**Task statement:** Images are not part of the copy; write out the rest of the data exactly as given.

**Extracted data:**

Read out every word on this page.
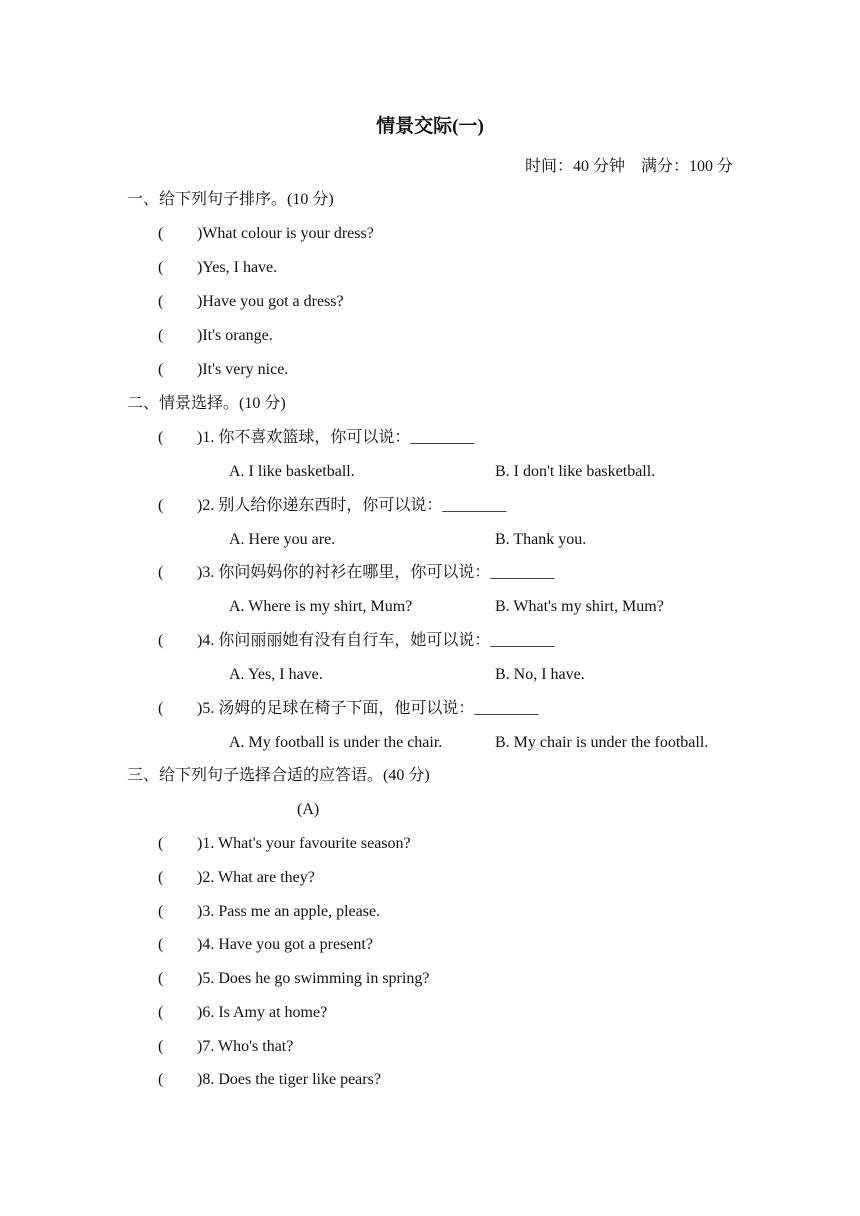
情景交际(一)
时间：40 分钟 满分：100 分
一、给下列句子排序。(10 分)
( )What colour is your dress?
( )Yes, I have.
( )Have you got a dress?
( )It's orange.
( )It's very nice.
二、情景选择。(10 分)
( )1. 你不喜欢篮球，你可以说：________
A. I like basketball.	B. I don't like basketball.
( )2. 别人给你递东西时，你可以说：________
A. Here you are.	B. Thank you.
( )3. 你问妈妈你的衬衫在哪里，你可以说：________
A. Where is my shirt, Mum?	B. What's my shirt, Mum?
( )4. 你问丽丽她有没有自行车，她可以说：________
A. Yes, I have.	B. No, I have.
( )5. 汤姆的足球在椅子下面，他可以说：________
A. My football is under the chair.	B. My chair is under the football.
三、给下列句子选择合适的应答语。(40 分)
(A)
( )1. What's your favourite season?
( )2. What are they?
( )3. Pass me an apple, please.
( )4. Have you got a present?
( )5. Does he go swimming in spring?
( )6. Is Amy at home?
( )7. Who's that?
( )8. Does the tiger like pears?
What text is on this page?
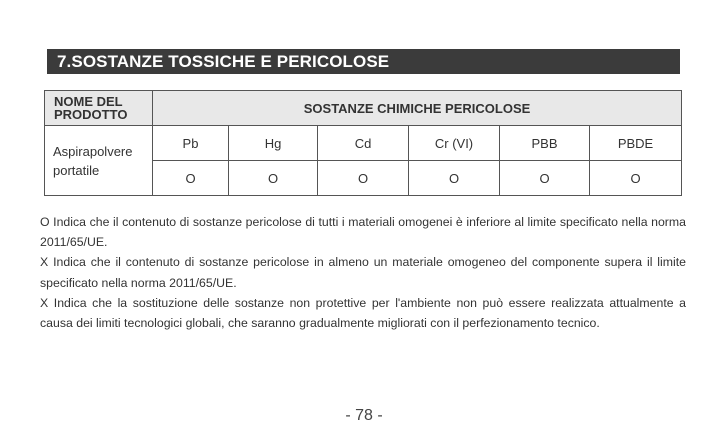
7.SOSTANZE TOSSICHE E PERICOLOSE
NOME DEL
PRODOTTO	SOSTANZE CHIMICHE PERICOLOSE					

Aspirapolvere
portatile	Pb	Hg	Cd	Cr (VI)	PBB	PBDE
	O	O	O	O	O	O

O Indica che il contenuto di sostanze pericolose di tutti i materiali omogenei è inferiore al limite specificato nella norma 2011/65/UE.

X Indica che il contenuto di sostanze pericolose in almeno un materiale omogeneo del componente supera il limite specificato nella norma 2011/65/UE.

X Indica che la sostituzione delle sostanze non protettive per l'ambiente non può essere realizzata attualmente a causa dei limiti tecnologici globali, che saranno gradualmente migliorati con il perfezionamento tecnico.

- 78 -
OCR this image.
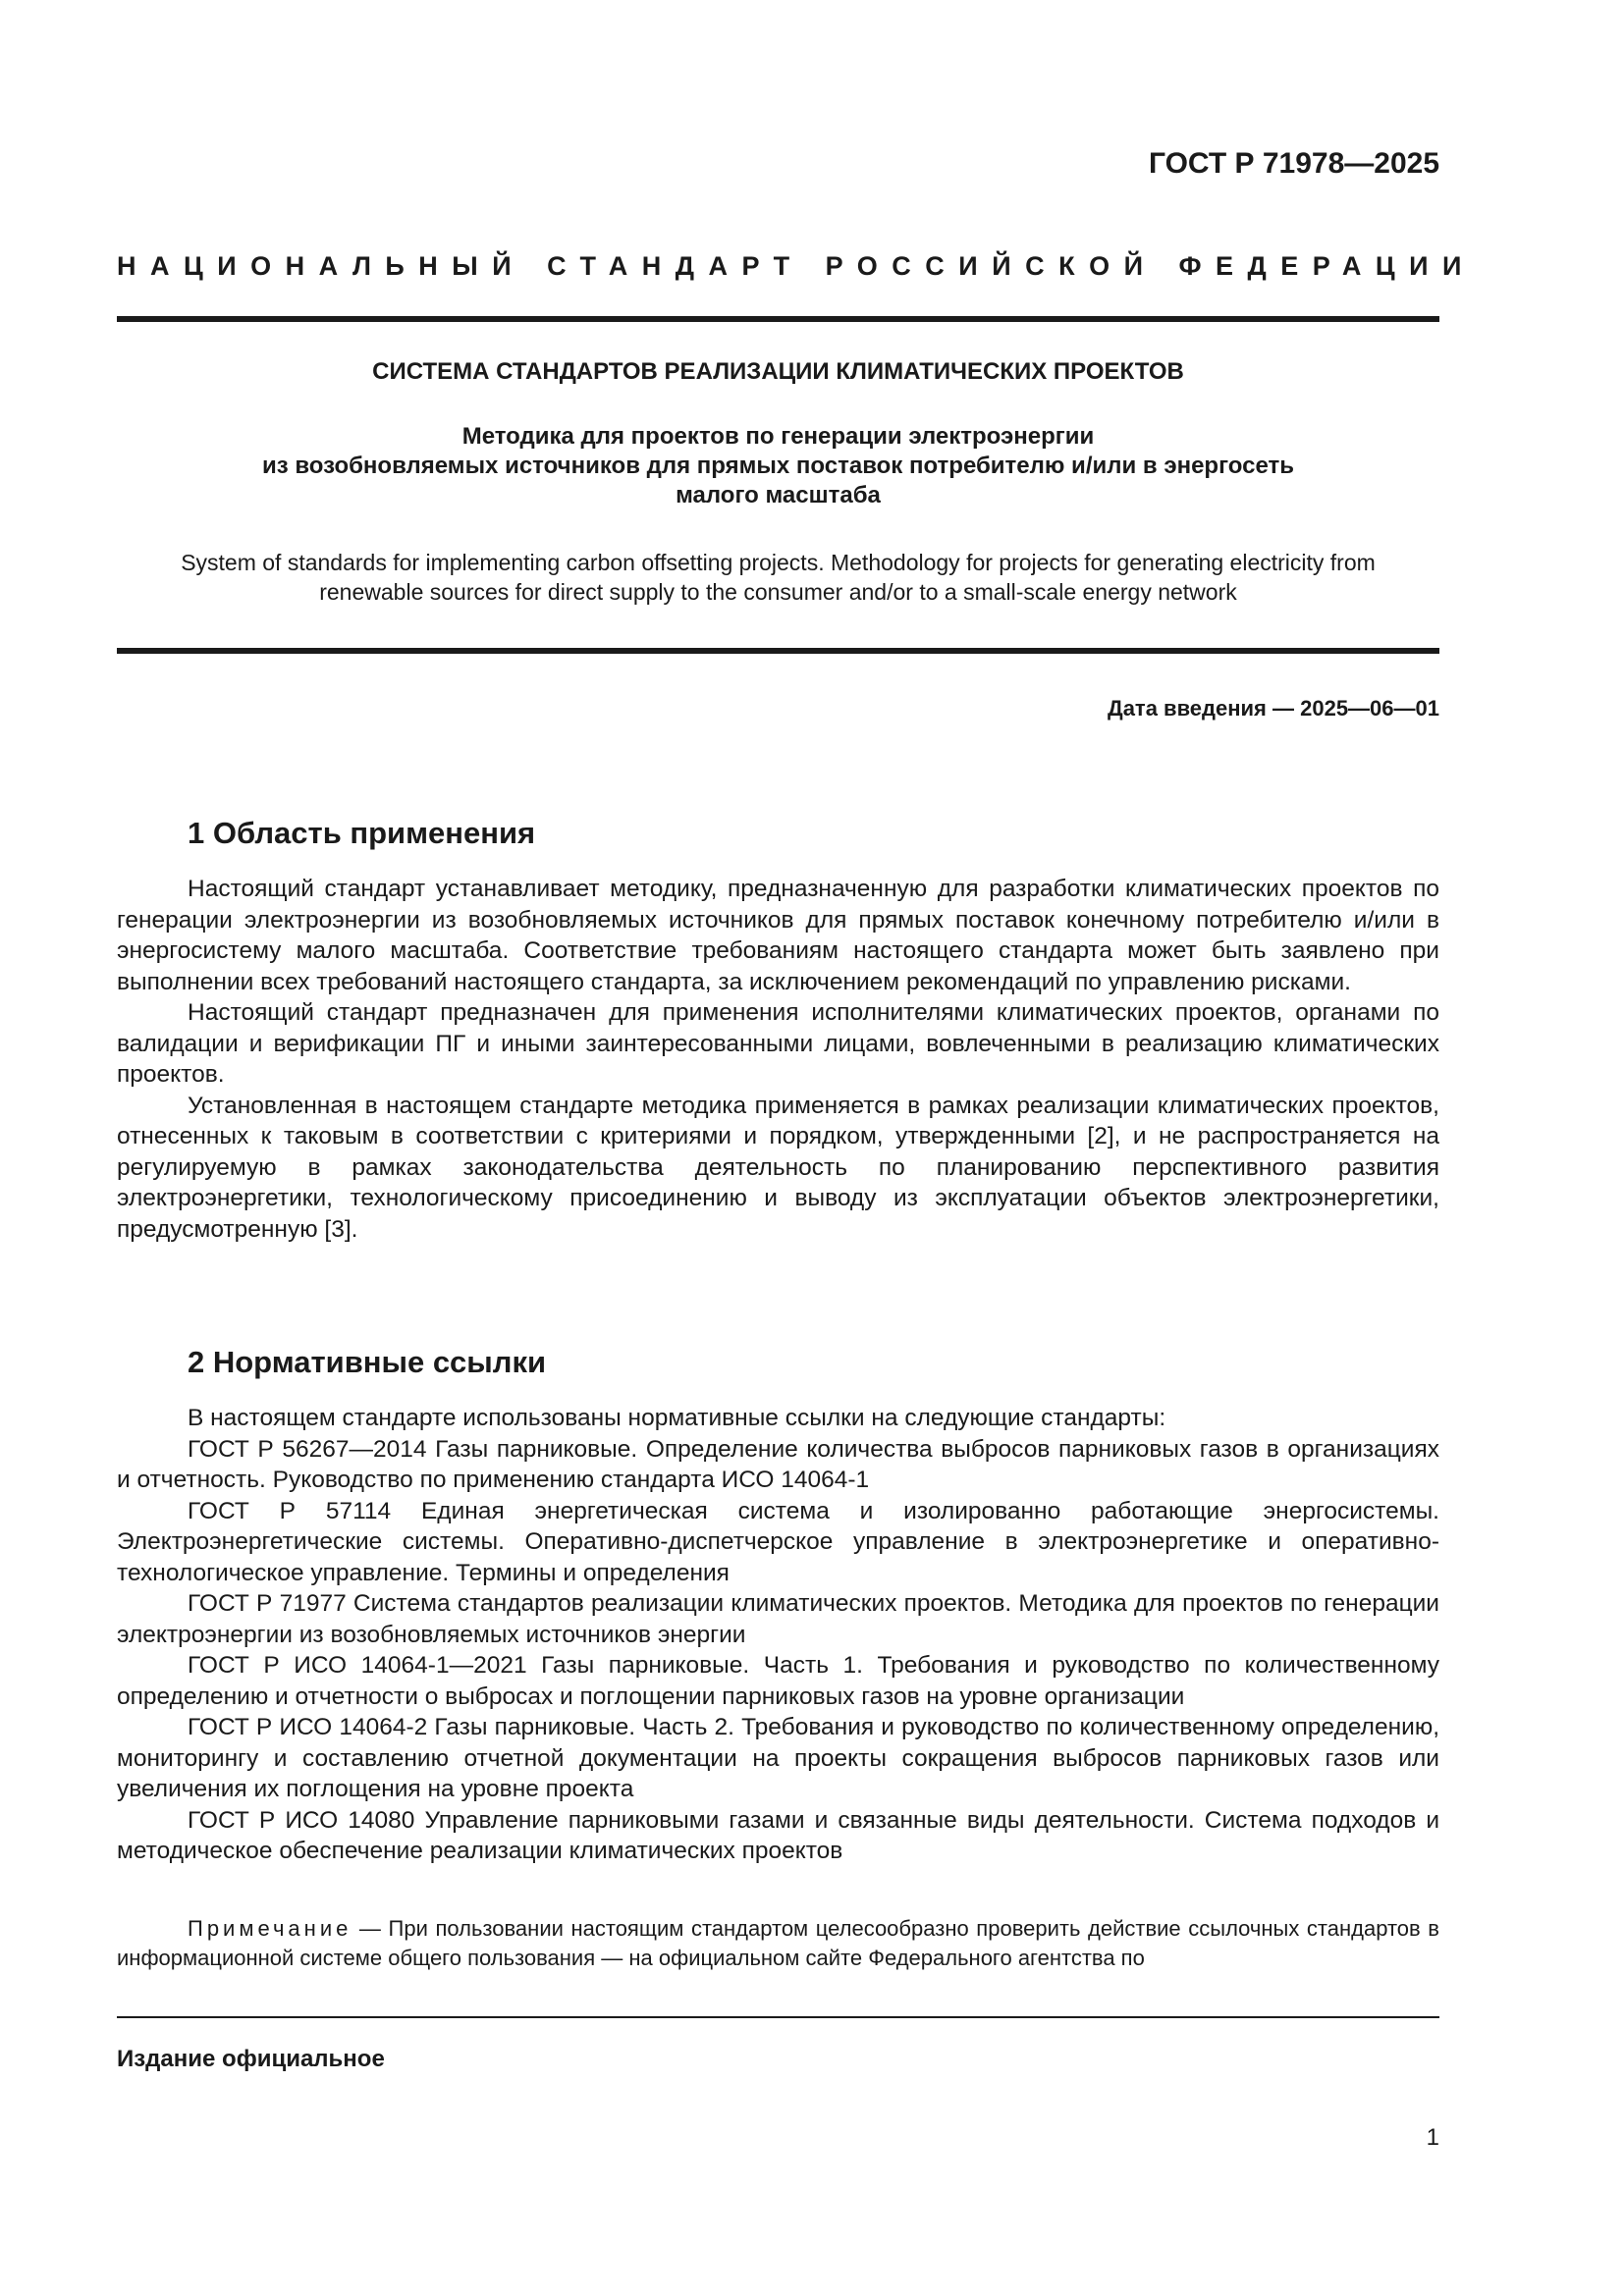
ГОСТ Р 71978—2025
НАЦИОНАЛЬНЫЙ СТАНДАРТ РОССИЙСКОЙ ФЕДЕРАЦИИ
СИСТЕМА СТАНДАРТОВ РЕАЛИЗАЦИИ КЛИМАТИЧЕСКИХ ПРОЕКТОВ
Методика для проектов по генерации электроэнергии
из возобновляемых источников для прямых поставок потребителю и/или в энергосеть
малого масштаба
System of standards for implementing carbon offsetting projects. Methodology for projects for generating electricity from
renewable sources for direct supply to the consumer and/or to a small-scale energy network
Дата введения — 2025—06—01
1 Область применения

Настоящий стандарт устанавливает методику, предназначенную для разработки климатических проектов по генерации электроэнергии из возобновляемых источников для прямых поставок конечному потребителю и/или в энергосистему малого масштаба. Соответствие требованиям настоящего стандарта может быть заявлено при выполнении всех требований настоящего стандарта, за исключением рекомендаций по управлению рисками.

Настоящий стандарт предназначен для применения исполнителями климатических проектов, органами по валидации и верификации ПГ и иными заинтересованными лицами, вовлеченными в реализацию климатических проектов.

Установленная в настоящем стандарте методика применяется в рамках реализации климатических проектов, отнесенных к таковым в соответствии с критериями и порядком, утвержденными [2], и не распространяется на регулируемую в рамках законодательства деятельность по планированию перспективного развития электроэнергетики, технологическому присоединению и выводу из эксплуатации объектов электроэнергетики, предусмотренную [3].

2 Нормативные ссылки

В настоящем стандарте использованы нормативные ссылки на следующие стандарты:

ГОСТ Р 56267—2014 Газы парниковые. Определение количества выбросов парниковых газов в организациях и отчетность. Руководство по применению стандарта ИСО 14064-1

ГОСТ Р 57114 Единая энергетическая система и изолированно работающие энергосистемы. Электроэнергетические системы. Оперативно-диспетчерское управление в электроэнергетике и оперативно-технологическое управление. Термины и определения

ГОСТ Р 71977 Система стандартов реализации климатических проектов. Методика для проектов по генерации электроэнергии из возобновляемых источников энергии

ГОСТ Р ИСО 14064-1—2021 Газы парниковые. Часть 1. Требования и руководство по количественному определению и отчетности о выбросах и поглощении парниковых газов на уровне организации

ГОСТ Р ИСО 14064-2 Газы парниковые. Часть 2. Требования и руководство по количественному определению, мониторингу и составлению отчетной документации на проекты сокращения выбросов парниковых газов или увеличения их поглощения на уровне проекта

ГОСТ Р ИСО 14080 Управление парниковыми газами и связанные виды деятельности. Система подходов и методическое обеспечение реализации климатических проектов

Примечание — При пользовании настоящим стандартом целесообразно проверить действие ссылочных стандартов в информационной системе общего пользования — на официальном сайте Федерального агентства по

Издание официальное
1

**Correct output:**
Read out every word on this page.
情景交际(一)
时间：40 分钟 满分：100 分
一、给下列句子排序。(10 分)
( )What colour is your dress?
( )Yes, I have.
( )Have you got a dress?
( )It's orange.
( )It's very nice.
二、情景选择。(10 分)
( )1. 你不喜欢篮球，你可以说：________
A. I like basketball.	B. I don't like basketball.
( )2. 别人给你递东西时，你可以说：________
A. Here you are.	B. Thank you.
( )3. 你问妈妈你的衬衫在哪里，你可以说：________
A. Where is my shirt, Mum?	B. What's my shirt, Mum?
( )4. 你问丽丽她有没有自行车，她可以说：________
A. Yes, I have.	B. No, I have.
( )5. 汤姆的足球在椅子下面，他可以说：________
A. My football is under the chair.	B. My chair is under the football.
三、给下列句子选择合适的应答语。(40 分)
(A)
( )1. What's your favourite season?
( )2. What are they?
( )3. Pass me an apple, please.
( )4. Have you got a present?
( )5. Does he go swimming in spring?
( )6. Is Amy at home?
( )7. Who's that?
( )8. Does the tiger like pears?
What text is on this page?
7.SOSTANZE TOSSICHE E PERICOLOSE
NOME DEL
PRODOTTO	SOSTANZE CHIMICHE PERICOLOSE					

Aspirapolvere
portatile	Pb	Hg	Cd	Cr (VI)	PBB	PBDE
	O	O	O	O	O	O

O Indica che il contenuto di sostanze pericolose di tutti i materiali omogenei è inferiore al limite specificato nella norma 2011/65/UE.

X Indica che il contenuto di sostanze pericolose in almeno un materiale omogeneo del componente supera il limite specificato nella norma 2011/65/UE.

X Indica che la sostituzione delle sostanze non protettive per l'ambiente non può essere realizzata attualmente a causa dei limiti tecnologici globali, che saranno gradualmente migliorati con il perfezionamento tecnico.

- 78 -
OCR this image.
ГОСТ Р 71978—2025
НАЦИОНАЛЬНЫЙ СТАНДАРТ РОССИЙСКОЙ ФЕДЕРАЦИИ
СИСТЕМА СТАНДАРТОВ РЕАЛИЗАЦИИ КЛИМАТИЧЕСКИХ ПРОЕКТОВ
Методика для проектов по генерации электроэнергии
из возобновляемых источников для прямых поставок потребителю и/или в энергосеть
малого масштаба
System of standards for implementing carbon offsetting projects. Methodology for projects for generating electricity from
renewable sources for direct supply to the consumer and/or to a small-scale energy network
Дата введения — 2025—06—01
1 Область применения

Настоящий стандарт устанавливает методику, предназначенную для разработки климатических проектов по генерации электроэнергии из возобновляемых источников для прямых поставок конечному потребителю и/или в энергосистему малого масштаба. Соответствие требованиям настоящего стандарта может быть заявлено при выполнении всех требований настоящего стандарта, за исключением рекомендаций по управлению рисками.

Настоящий стандарт предназначен для применения исполнителями климатических проектов, органами по валидации и верификации ПГ и иными заинтересованными лицами, вовлеченными в реализацию климатических проектов.

Установленная в настоящем стандарте методика применяется в рамках реализации климатических проектов, отнесенных к таковым в соответствии с критериями и порядком, утвержденными [2], и не распространяется на регулируемую в рамках законодательства деятельность по планированию перспективного развития электроэнергетики, технологическому присоединению и выводу из эксплуатации объектов электроэнергетики, предусмотренную [3].

2 Нормативные ссылки

В настоящем стандарте использованы нормативные ссылки на следующие стандарты:

ГОСТ Р 56267—2014 Газы парниковые. Определение количества выбросов парниковых газов в организациях и отчетность. Руководство по применению стандарта ИСО 14064-1

ГОСТ Р 57114 Единая энергетическая система и изолированно работающие энергосистемы. Электроэнергетические системы. Оперативно-диспетчерское управление в электроэнергетике и оперативно-технологическое управление. Термины и определения

ГОСТ Р 71977 Система стандартов реализации климатических проектов. Методика для проектов по генерации электроэнергии из возобновляемых источников энергии

ГОСТ Р ИСО 14064-1—2021 Газы парниковые. Часть 1. Требования и руководство по количественному определению и отчетности о выбросах и поглощении парниковых газов на уровне организации

ГОСТ Р ИСО 14064-2 Газы парниковые. Часть 2. Требования и руководство по количественному определению, мониторингу и составлению отчетной документации на проекты сокращения выбросов парниковых газов или увеличения их поглощения на уровне проекта

ГОСТ Р ИСО 14080 Управление парниковыми газами и связанные виды деятельности. Система подходов и методическое обеспечение реализации климатических проектов

Примечание — При пользовании настоящим стандартом целесообразно проверить действие ссылочных стандартов в информационной системе общего пользования — на официальном сайте Федерального агентства по

Издание официальное
1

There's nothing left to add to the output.